Exercise data.

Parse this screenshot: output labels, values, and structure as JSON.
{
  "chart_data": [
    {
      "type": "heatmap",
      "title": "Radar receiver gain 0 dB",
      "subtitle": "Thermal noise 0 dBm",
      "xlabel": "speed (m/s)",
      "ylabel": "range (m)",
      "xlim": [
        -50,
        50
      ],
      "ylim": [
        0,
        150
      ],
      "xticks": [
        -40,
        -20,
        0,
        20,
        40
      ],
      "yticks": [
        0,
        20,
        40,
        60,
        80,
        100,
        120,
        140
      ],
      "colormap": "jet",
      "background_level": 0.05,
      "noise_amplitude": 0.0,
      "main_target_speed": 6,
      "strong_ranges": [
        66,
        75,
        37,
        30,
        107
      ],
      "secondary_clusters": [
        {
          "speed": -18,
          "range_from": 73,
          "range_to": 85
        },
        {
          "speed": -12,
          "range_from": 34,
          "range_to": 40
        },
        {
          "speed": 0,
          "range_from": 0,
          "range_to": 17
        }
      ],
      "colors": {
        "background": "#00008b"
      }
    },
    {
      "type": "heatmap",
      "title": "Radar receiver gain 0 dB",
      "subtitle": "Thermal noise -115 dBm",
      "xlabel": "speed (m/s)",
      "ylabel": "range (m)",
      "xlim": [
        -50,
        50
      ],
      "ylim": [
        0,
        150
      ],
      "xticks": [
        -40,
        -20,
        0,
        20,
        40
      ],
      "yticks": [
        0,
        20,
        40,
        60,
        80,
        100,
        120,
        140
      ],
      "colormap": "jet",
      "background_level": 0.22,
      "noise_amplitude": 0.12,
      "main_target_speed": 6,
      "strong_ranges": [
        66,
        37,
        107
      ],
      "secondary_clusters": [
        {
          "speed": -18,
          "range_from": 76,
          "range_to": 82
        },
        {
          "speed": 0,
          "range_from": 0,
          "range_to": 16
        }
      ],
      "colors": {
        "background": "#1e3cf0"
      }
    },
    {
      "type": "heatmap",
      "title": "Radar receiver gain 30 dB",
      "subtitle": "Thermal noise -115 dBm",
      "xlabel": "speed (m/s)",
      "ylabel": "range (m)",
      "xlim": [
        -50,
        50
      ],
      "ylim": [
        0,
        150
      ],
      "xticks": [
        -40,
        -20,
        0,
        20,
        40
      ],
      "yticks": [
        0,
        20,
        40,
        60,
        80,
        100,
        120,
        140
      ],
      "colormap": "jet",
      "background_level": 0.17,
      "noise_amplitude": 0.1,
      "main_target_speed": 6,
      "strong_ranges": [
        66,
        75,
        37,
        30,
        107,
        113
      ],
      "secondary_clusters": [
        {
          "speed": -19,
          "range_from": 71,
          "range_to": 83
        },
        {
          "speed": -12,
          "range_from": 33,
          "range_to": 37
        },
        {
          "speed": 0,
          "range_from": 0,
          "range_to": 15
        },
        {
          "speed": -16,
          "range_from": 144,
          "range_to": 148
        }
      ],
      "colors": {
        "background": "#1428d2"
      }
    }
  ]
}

Given task.
Every entry should be printed again exactly as written.

Answer to the task.
Parse this screenshot: output labels, values, and structure as JSON.
{
  "chart_data": [
    {
      "type": "heatmap",
      "title": "Radar receiver gain 0 dB",
      "subtitle": "Thermal noise 0 dBm",
      "xlabel": "speed (m/s)",
      "ylabel": "range (m)",
      "xlim": [
        -50,
        50
      ],
      "ylim": [
        0,
        150
      ],
      "xticks": [
        -40,
        -20,
        0,
        20,
        40
      ],
      "yticks": [
        0,
        20,
        40,
        60,
        80,
        100,
        120,
        140
      ],
      "colormap": "jet",
      "background_level": 0.05,
      "noise_amplitude": 0.0,
      "main_target_speed": 6,
      "strong_ranges": [
        66,
        75,
        37,
        30,
        107
      ],
      "secondary_clusters": [
        {
          "speed": -18,
          "range_from": 73,
          "range_to": 85
        },
        {
          "speed": -12,
          "range_from": 34,
          "range_to": 40
        },
        {
          "speed": 0,
          "range_from": 0,
          "range_to": 17
        }
      ],
      "colors": {
        "background": "#00008b"
      }
    },
    {
      "type": "heatmap",
      "title": "Radar receiver gain 0 dB",
      "subtitle": "Thermal noise -115 dBm",
      "xlabel": "speed (m/s)",
      "ylabel": "range (m)",
      "xlim": [
        -50,
        50
      ],
      "ylim": [
        0,
        150
      ],
      "xticks": [
        -40,
        -20,
        0,
        20,
        40
      ],
      "yticks": [
        0,
        20,
        40,
        60,
        80,
        100,
        120,
        140
      ],
      "colormap": "jet",
      "background_level": 0.22,
      "noise_amplitude": 0.12,
      "main_target_speed": 6,
      "strong_ranges": [
        66,
        37,
        107
      ],
      "secondary_clusters": [
        {
          "speed": -18,
          "range_from": 76,
          "range_to": 82
        },
        {
          "speed": 0,
          "range_from": 0,
          "range_to": 16
        }
      ],
      "colors": {
        "background": "#1e3cf0"
      }
    },
    {
      "type": "heatmap",
      "title": "Radar receiver gain 30 dB",
      "subtitle": "Thermal noise -115 dBm",
      "xlabel": "speed (m/s)",
      "ylabel": "range (m)",
      "xlim": [
        -50,
        50
      ],
      "ylim": [
        0,
        150
      ],
      "xticks": [
        -40,
        -20,
        0,
        20,
        40
      ],
      "yticks": [
        0,
        20,
        40,
        60,
        80,
        100,
        120,
        140
      ],
      "colormap": "jet",
      "background_level": 0.17,
      "noise_amplitude": 0.1,
      "main_target_speed": 6,
      "strong_ranges": [
        66,
        75,
        37,
        30,
        107,
        113
      ],
      "secondary_clusters": [
        {
          "speed": -19,
          "range_from": 71,
          "range_to": 83
        },
        {
          "speed": -12,
          "range_from": 33,
          "range_to": 37
        },
        {
          "speed": 0,
          "range_from": 0,
          "range_to": 15
        },
        {
          "speed": -16,
          "range_from": 144,
          "range_to": 148
        }
      ],
      "colors": {
        "background": "#1428d2"
      }
    }
  ]
}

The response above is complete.